**DIRECTIONS FOR THIS TASK:**
Find each line with "Visina" and copy it.

# START OF MATERIALS PROVIDED

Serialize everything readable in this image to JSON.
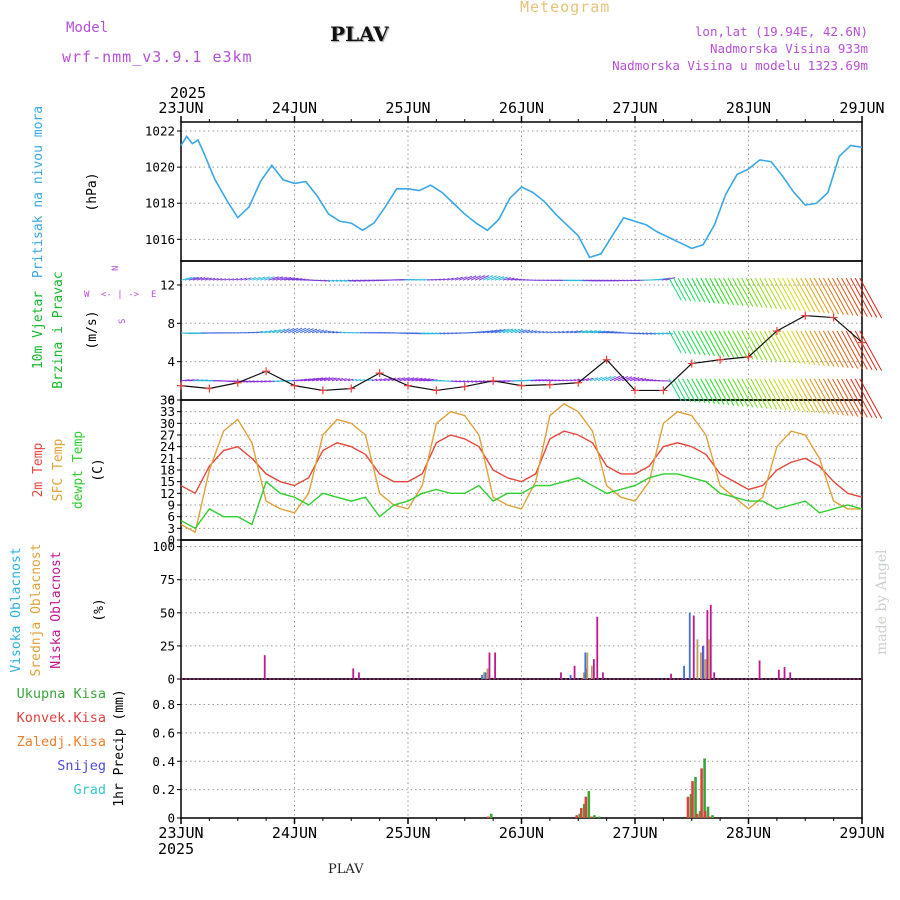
{
  "header": {
    "model_label": "Model",
    "model_run": "wrf-nmm_v3.9.1  e3km",
    "place": "PLAV",
    "title": "Meteogram",
    "coords": "lon,lat (19.94E, 42.6N)",
    "elevation": "Nadmorska Visina 933m",
    "model_elevation": "Nadmorska Visina u modelu 1323.69m",
    "credit": "made by Angel",
    "footer_place": "PLAV"
  },
  "colors": {
    "pressure": "#3aa7e6",
    "temp2m": "#e8473c",
    "sfc_temp": "#e0a13a",
    "dewpt": "#2fcf2f",
    "high_cloud": "#3f6fe0",
    "mid_cloud": "#b7a05a",
    "low_cloud": "#c2158f",
    "total_precip": "#3aa63a",
    "conv_precip": "#e04040",
    "frozen_precip": "#f08030",
    "snow": "#4a4ae0",
    "graupel": "#39c6c6"
  },
  "chart_data": [
    {
      "type": "line",
      "panel": "pressure",
      "ylabel": [
        "Pritisak na nivou mora",
        "(hPa)"
      ],
      "x_axis": {
        "year": "2025",
        "ticks": [
          "23JUN",
          "24JUN",
          "25JUN",
          "26JUN",
          "27JUN",
          "28JUN",
          "29JUN"
        ],
        "xlim_days": [
          0,
          6
        ]
      },
      "ylim": [
        1014.8,
        1022.5
      ],
      "yticks": [
        1016,
        1018,
        1020,
        1022
      ],
      "x": [
        0,
        0.05,
        0.1,
        0.15,
        0.2,
        0.3,
        0.4,
        0.5,
        0.6,
        0.7,
        0.8,
        0.9,
        1,
        1.1,
        1.2,
        1.3,
        1.4,
        1.5,
        1.6,
        1.7,
        1.8,
        1.9,
        2,
        2.1,
        2.2,
        2.3,
        2.4,
        2.5,
        2.6,
        2.7,
        2.8,
        2.9,
        3,
        3.1,
        3.2,
        3.3,
        3.4,
        3.5,
        3.6,
        3.7,
        3.8,
        3.9,
        4,
        4.1,
        4.2,
        4.3,
        4.4,
        4.5,
        4.6,
        4.7,
        4.8,
        4.9,
        5,
        5.1,
        5.2,
        5.3,
        5.4,
        5.5,
        5.6,
        5.7,
        5.8,
        5.9,
        6
      ],
      "values": [
        1021.2,
        1021.7,
        1021.3,
        1021.5,
        1020.8,
        1019.3,
        1018.2,
        1017.2,
        1017.8,
        1019.2,
        1020.1,
        1019.3,
        1019.1,
        1019.2,
        1018.4,
        1017.4,
        1017.0,
        1016.9,
        1016.5,
        1016.9,
        1017.8,
        1018.8,
        1018.8,
        1018.7,
        1019.0,
        1018.6,
        1018.0,
        1017.4,
        1016.9,
        1016.5,
        1017.1,
        1018.3,
        1018.9,
        1018.6,
        1018.1,
        1017.4,
        1016.8,
        1016.2,
        1015.0,
        1015.2,
        1016.2,
        1017.2,
        1017.0,
        1016.8,
        1016.4,
        1016.1,
        1015.8,
        1015.5,
        1015.7,
        1016.8,
        1018.5,
        1019.6,
        1019.9,
        1020.4,
        1020.3,
        1019.5,
        1018.6,
        1017.9,
        1018.0,
        1018.6,
        1020.6,
        1021.2,
        1021.1
      ]
    },
    {
      "type": "line",
      "panel": "wind",
      "ylabel": [
        "10m Vjetar",
        "Brzina i Pravac",
        "(m/s)"
      ],
      "direction_legend": [
        "N",
        "W",
        "E",
        "S",
        "<- | ->"
      ],
      "ylim": [
        0,
        14.5
      ],
      "yticks": [
        0,
        4,
        8,
        12
      ],
      "rows": [
        2,
        7,
        12.5
      ],
      "x": [
        0,
        0.25,
        0.5,
        0.75,
        1,
        1.25,
        1.5,
        1.75,
        2,
        2.25,
        2.5,
        2.75,
        3,
        3.25,
        3.5,
        3.75,
        4,
        4.25,
        4.5,
        4.75,
        5,
        5.25,
        5.5,
        5.75,
        6
      ],
      "speed": [
        1.5,
        1.2,
        1.8,
        3.0,
        1.5,
        1.0,
        1.2,
        2.8,
        1.5,
        1.0,
        1.4,
        2.0,
        1.5,
        1.6,
        1.8,
        4.2,
        1.0,
        1.0,
        3.8,
        4.2,
        4.5,
        7.2,
        8.8,
        8.6,
        6.0
      ]
    },
    {
      "type": "line",
      "panel": "temperature",
      "ylabel": [
        "2m Temp",
        "SFC Temp",
        "dewpt Temp",
        "(C)"
      ],
      "ylim": [
        0,
        36
      ],
      "yticks": [
        0,
        3,
        6,
        9,
        12,
        15,
        18,
        21,
        24,
        27,
        30,
        33,
        36
      ],
      "x": [
        0,
        0.125,
        0.25,
        0.375,
        0.5,
        0.625,
        0.75,
        0.875,
        1,
        1.125,
        1.25,
        1.375,
        1.5,
        1.625,
        1.75,
        1.875,
        2,
        2.125,
        2.25,
        2.375,
        2.5,
        2.625,
        2.75,
        2.875,
        3,
        3.125,
        3.25,
        3.375,
        3.5,
        3.625,
        3.75,
        3.875,
        4,
        4.125,
        4.25,
        4.375,
        4.5,
        4.625,
        4.75,
        4.875,
        5,
        5.125,
        5.25,
        5.375,
        5.5,
        5.625,
        5.75,
        5.875,
        6
      ],
      "series": [
        {
          "name": "2m Temp",
          "values": [
            14,
            12,
            19,
            23,
            24,
            21,
            17,
            15,
            14,
            16,
            23,
            25,
            24,
            22,
            17,
            15,
            15,
            17,
            25,
            27,
            26,
            24,
            18,
            16,
            15,
            17,
            26,
            28,
            27,
            25,
            19,
            17,
            17,
            19,
            24,
            25,
            24,
            22,
            17,
            15,
            13,
            14,
            18,
            20,
            21,
            19,
            15,
            12,
            11
          ]
        },
        {
          "name": "SFC Temp",
          "values": [
            4,
            2,
            18,
            28,
            31,
            25,
            10,
            8,
            7,
            12,
            27,
            31,
            30,
            27,
            12,
            9,
            8,
            14,
            30,
            33,
            32,
            27,
            11,
            9,
            8,
            15,
            32,
            35,
            33,
            28,
            14,
            11,
            10,
            15,
            30,
            33,
            32,
            27,
            14,
            11,
            8,
            11,
            24,
            28,
            27,
            21,
            10,
            8,
            8
          ]
        },
        {
          "name": "dewpt Temp",
          "values": [
            5,
            3,
            8,
            6,
            6,
            4,
            15,
            12,
            11,
            9,
            12,
            11,
            10,
            11,
            6,
            9,
            10,
            12,
            13,
            12,
            12,
            14,
            10,
            12,
            12,
            14,
            14,
            15,
            16,
            14,
            12,
            13,
            14,
            16,
            17,
            17,
            16,
            15,
            12,
            11,
            10,
            10,
            8,
            9,
            10,
            7,
            8,
            9,
            8
          ]
        }
      ]
    },
    {
      "type": "bar",
      "panel": "clouds",
      "ylabel": [
        "Visoka Oblacnost",
        "Srednja Oblacnost",
        "Niska Oblacnost",
        "(%)"
      ],
      "ylim": [
        0,
        105
      ],
      "yticks": [
        0,
        25,
        50,
        75,
        100
      ],
      "x": [
        0.72,
        1.5,
        1.55,
        2.67,
        2.7,
        2.75,
        2.8,
        3.33,
        3.45,
        3.55,
        3.58,
        3.62,
        3.65,
        3.7,
        4.3,
        4.45,
        4.5,
        4.55,
        4.58,
        4.62,
        4.65,
        4.68,
        5.08,
        5.25,
        5.3,
        5.35
      ],
      "series": [
        {
          "name": "Visoka Oblacnost",
          "values": [
            0,
            0,
            0,
            3,
            5,
            0,
            0,
            0,
            3,
            0,
            20,
            0,
            0,
            0,
            0,
            10,
            50,
            0,
            0,
            25,
            0,
            0,
            0,
            0,
            0,
            0
          ]
        },
        {
          "name": "Srednja Oblacnost",
          "values": [
            0,
            0,
            0,
            5,
            8,
            0,
            0,
            0,
            0,
            5,
            20,
            10,
            0,
            0,
            0,
            0,
            0,
            30,
            20,
            15,
            30,
            0,
            0,
            0,
            0,
            0
          ]
        },
        {
          "name": "Niska Oblacnost",
          "values": [
            18,
            8,
            5,
            0,
            20,
            20,
            0,
            5,
            10,
            8,
            0,
            15,
            47,
            5,
            4,
            0,
            48,
            0,
            25,
            52,
            56,
            5,
            14,
            7,
            9,
            5
          ]
        }
      ]
    },
    {
      "type": "bar",
      "panel": "precipitation",
      "ylabel": [
        "1hr Precip (mm)"
      ],
      "legend": [
        "Ukupna Kisa",
        "Konvek.Kisa",
        "Zaledj.Kisa",
        "Snijeg",
        "Grad"
      ],
      "ylim": [
        0,
        0.98
      ],
      "yticks": [
        0,
        0.2,
        0.4,
        0.6,
        0.8
      ],
      "x": [
        2.72,
        3.5,
        3.54,
        3.58,
        3.63,
        3.67,
        4.48,
        4.52,
        4.56,
        4.6,
        4.63,
        4.67
      ],
      "series": [
        {
          "name": "Ukupna Kisa",
          "values": [
            0.03,
            0.03,
            0.1,
            0.19,
            0.02,
            0.01,
            0.17,
            0.29,
            0.05,
            0.42,
            0.08,
            0.02
          ]
        },
        {
          "name": "Konvek.Kisa",
          "values": [
            0.01,
            0.02,
            0.07,
            0.15,
            0.01,
            0,
            0.15,
            0.26,
            0.03,
            0.35,
            0.05,
            0.01
          ]
        }
      ]
    }
  ]
}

# END OF MATERIALS PROVIDED

**EXERCISE RESPONSE:**
    "elevation": "Nadmorska Visina 933m",
    "model_elevation": "Nadmorska Visina u modelu 1323.69m",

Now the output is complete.